- _To be done_
Copy the records below exactly, omitting any pictures they contain.

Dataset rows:
——————
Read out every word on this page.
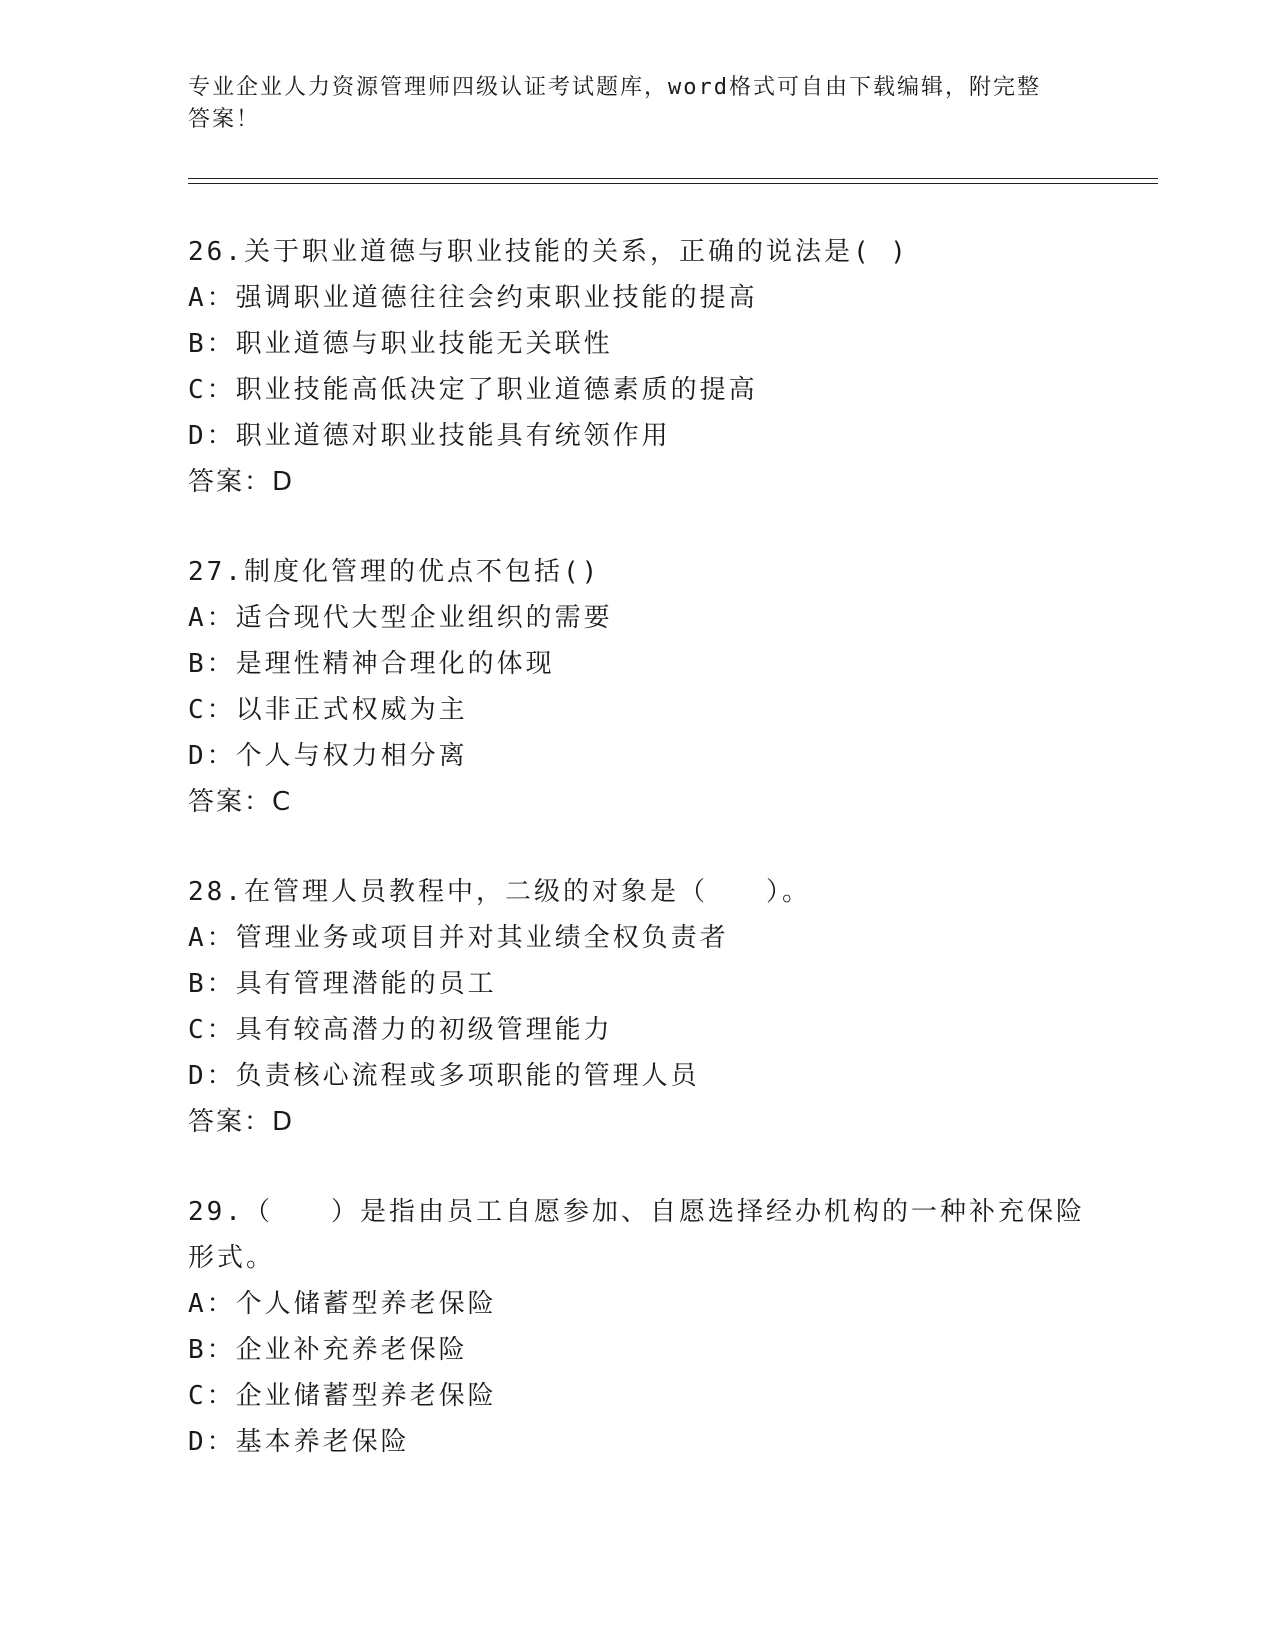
专业企业人力资源管理师四级认证考试题库，word格式可自由下载编辑，附完整
答案！
26.关于职业道德与职业技能的关系，正确的说法是( )
A：强调职业道德往往会约束职业技能的提高
B：职业道德与职业技能无关联性
C：职业技能高低决定了职业道德素质的提高
D：职业道德对职业技能具有统领作用
答案：D
27.制度化管理的优点不包括()
A：适合现代大型企业组织的需要
B：是理性精神合理化的体现
C：以非正式权威为主
D：个人与权力相分离
答案：C
28.在管理人员教程中，二级的对象是（　　）。
A：管理业务或项目并对其业绩全权负责者
B：具有管理潜能的员工
C：具有较高潜力的初级管理能力
D：负责核心流程或多项职能的管理人员
答案：D
29.（　　）是指由员工自愿参加、自愿选择经办机构的一种补充保险
形式。
A：个人储蓄型养老保险
B：企业补充养老保险
C：企业储蓄型养老保险
D：基本养老保险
——————
- _Complete response_
Read out every word on this page.
专业企业人力资源管理师四级认证考试题库，word格式可自由下载编辑，附完整
答案！
26.关于职业道德与职业技能的关系，正确的说法是( )
A：强调职业道德往往会约束职业技能的提高
B：职业道德与职业技能无关联性
C：职业技能高低决定了职业道德素质的提高
D：职业道德对职业技能具有统领作用
答案：D
27.制度化管理的优点不包括()
A：适合现代大型企业组织的需要
B：是理性精神合理化的体现
C：以非正式权威为主
D：个人与权力相分离
答案：C
28.在管理人员教程中，二级的对象是（　　）。
A：管理业务或项目并对其业绩全权负责者
B：具有管理潜能的员工
C：具有较高潜力的初级管理能力
D：负责核心流程或多项职能的管理人员
答案：D
29.（　　）是指由员工自愿参加、自愿选择经办机构的一种补充保险
形式。
A：个人储蓄型养老保险
B：企业补充养老保险
C：企业储蓄型养老保险
D：基本养老保险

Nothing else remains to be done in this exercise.